[start TASK DATA]
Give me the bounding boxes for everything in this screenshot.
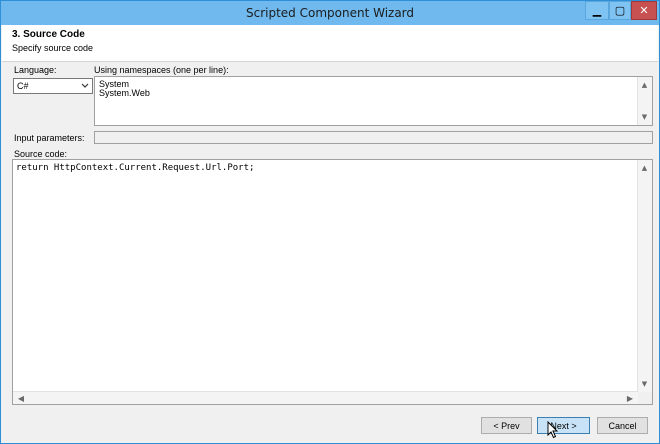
wizard-window: Scripted Component Wizard ▁ ▢ ✕ 3. Sourc… bbox=[0, 0, 660, 444]
namespaces-text: System System.Web bbox=[99, 79, 150, 98]
wizard-header: 3. Source Code Specify source code bbox=[2, 25, 658, 62]
language-select[interactable]: C# bbox=[13, 78, 93, 94]
source-vertical-scrollbar[interactable]: ▲ ▼ bbox=[637, 160, 652, 392]
step-title: 3. Source Code bbox=[12, 29, 85, 40]
maximize-icon: ▢ bbox=[614, 4, 626, 17]
scroll-up-icon[interactable]: ▲ bbox=[638, 162, 651, 174]
scroll-left-icon[interactable]: ◀ bbox=[15, 392, 27, 404]
chevron-down-icon[interactable] bbox=[78, 79, 92, 93]
close-button[interactable]: ✕ bbox=[631, 1, 657, 20]
close-icon: ✕ bbox=[639, 4, 649, 17]
language-label: Language: bbox=[14, 65, 57, 75]
language-value: C# bbox=[17, 81, 29, 91]
input-parameters-label: Input parameters: bbox=[14, 133, 85, 143]
scroll-right-icon[interactable]: ▶ bbox=[624, 392, 636, 404]
wizard-body: Language: C# Using namespaces (one per l… bbox=[5, 63, 653, 405]
scroll-up-icon[interactable]: ▲ bbox=[638, 79, 651, 91]
window-title: Scripted Component Wizard bbox=[245, 6, 415, 20]
namespaces-scrollbar[interactable]: ▲ ▼ bbox=[637, 77, 652, 125]
scroll-down-icon[interactable]: ▼ bbox=[638, 111, 651, 123]
source-horizontal-scrollbar[interactable]: ◀ ▶ bbox=[13, 391, 638, 404]
cancel-button[interactable]: Cancel bbox=[597, 417, 648, 434]
next-button[interactable]: Next > bbox=[537, 417, 590, 434]
prev-button[interactable]: < Prev bbox=[481, 417, 532, 434]
scroll-down-icon[interactable]: ▼ bbox=[638, 378, 651, 390]
scroll-corner bbox=[638, 392, 652, 404]
minimize-button[interactable]: ▁ bbox=[585, 1, 609, 20]
mouse-pointer-icon bbox=[547, 421, 559, 439]
minimize-icon: ▁ bbox=[592, 4, 602, 17]
namespaces-label: Using namespaces (one per line): bbox=[94, 65, 229, 75]
source-code-text: return HttpContext.Current.Request.Url.P… bbox=[16, 163, 255, 173]
input-parameters-field[interactable] bbox=[94, 131, 653, 144]
title-bar[interactable]: Scripted Component Wizard ▁ ▢ ✕ bbox=[1, 1, 659, 25]
source-code-editor[interactable]: return HttpContext.Current.Request.Url.P… bbox=[12, 159, 653, 405]
source-code-label: Source code: bbox=[14, 149, 68, 159]
namespaces-textarea[interactable]: System System.Web ▲ ▼ bbox=[94, 76, 653, 126]
maximize-button[interactable]: ▢ bbox=[609, 1, 631, 20]
step-subtitle: Specify source code bbox=[12, 43, 94, 53]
[end TASK DATA]
EXERCISE GOAL – Reproduce every line of the records above verbatim, leaving out the pictures.

ANSWER FOR THIS EXERCISE –
Give me the bounding boxes for everything in this screenshot.
wizard-window: Scripted Component Wizard ▁ ▢ ✕ 3. Sourc… bbox=[0, 0, 660, 444]
namespaces-text: System System.Web bbox=[99, 79, 150, 98]
wizard-header: 3. Source Code Specify source code bbox=[2, 25, 658, 62]
language-select[interactable]: C# bbox=[13, 78, 93, 94]
source-vertical-scrollbar[interactable]: ▲ ▼ bbox=[637, 160, 652, 392]
step-title: 3. Source Code bbox=[12, 29, 85, 40]
maximize-icon: ▢ bbox=[614, 4, 626, 17]
scroll-up-icon[interactable]: ▲ bbox=[638, 162, 651, 174]
scroll-left-icon[interactable]: ◀ bbox=[15, 392, 27, 404]
chevron-down-icon[interactable] bbox=[78, 79, 92, 93]
close-button[interactable]: ✕ bbox=[631, 1, 657, 20]
close-icon: ✕ bbox=[639, 4, 649, 17]
language-label: Language: bbox=[14, 65, 57, 75]
language-value: C# bbox=[17, 81, 29, 91]
input-parameters-label: Input parameters: bbox=[14, 133, 85, 143]
scroll-right-icon[interactable]: ▶ bbox=[624, 392, 636, 404]
wizard-body: Language: C# Using namespaces (one per l… bbox=[5, 63, 653, 405]
scroll-up-icon[interactable]: ▲ bbox=[638, 79, 651, 91]
window-title: Scripted Component Wizard bbox=[245, 6, 415, 20]
namespaces-scrollbar[interactable]: ▲ ▼ bbox=[637, 77, 652, 125]
scroll-down-icon[interactable]: ▼ bbox=[638, 111, 651, 123]
source-horizontal-scrollbar[interactable]: ◀ ▶ bbox=[13, 391, 638, 404]
cancel-button[interactable]: Cancel bbox=[597, 417, 648, 434]
next-button[interactable]: Next > bbox=[537, 417, 590, 434]
prev-button[interactable]: < Prev bbox=[481, 417, 532, 434]
scroll-down-icon[interactable]: ▼ bbox=[638, 378, 651, 390]
scroll-corner bbox=[638, 392, 652, 404]
minimize-button[interactable]: ▁ bbox=[585, 1, 609, 20]
mouse-pointer-icon bbox=[547, 421, 559, 439]
minimize-icon: ▁ bbox=[592, 4, 602, 17]
namespaces-label: Using namespaces (one per line): bbox=[94, 65, 229, 75]
source-code-text: return HttpContext.Current.Request.Url.P… bbox=[16, 163, 255, 173]
input-parameters-field[interactable] bbox=[94, 131, 653, 144]
title-bar[interactable]: Scripted Component Wizard ▁ ▢ ✕ bbox=[1, 1, 659, 25]
source-code-editor[interactable]: return HttpContext.Current.Request.Url.P… bbox=[12, 159, 653, 405]
source-code-label: Source code: bbox=[14, 149, 68, 159]
namespaces-textarea[interactable]: System System.Web ▲ ▼ bbox=[94, 76, 653, 126]
maximize-button[interactable]: ▢ bbox=[609, 1, 631, 20]
step-subtitle: Specify source code bbox=[12, 43, 94, 53]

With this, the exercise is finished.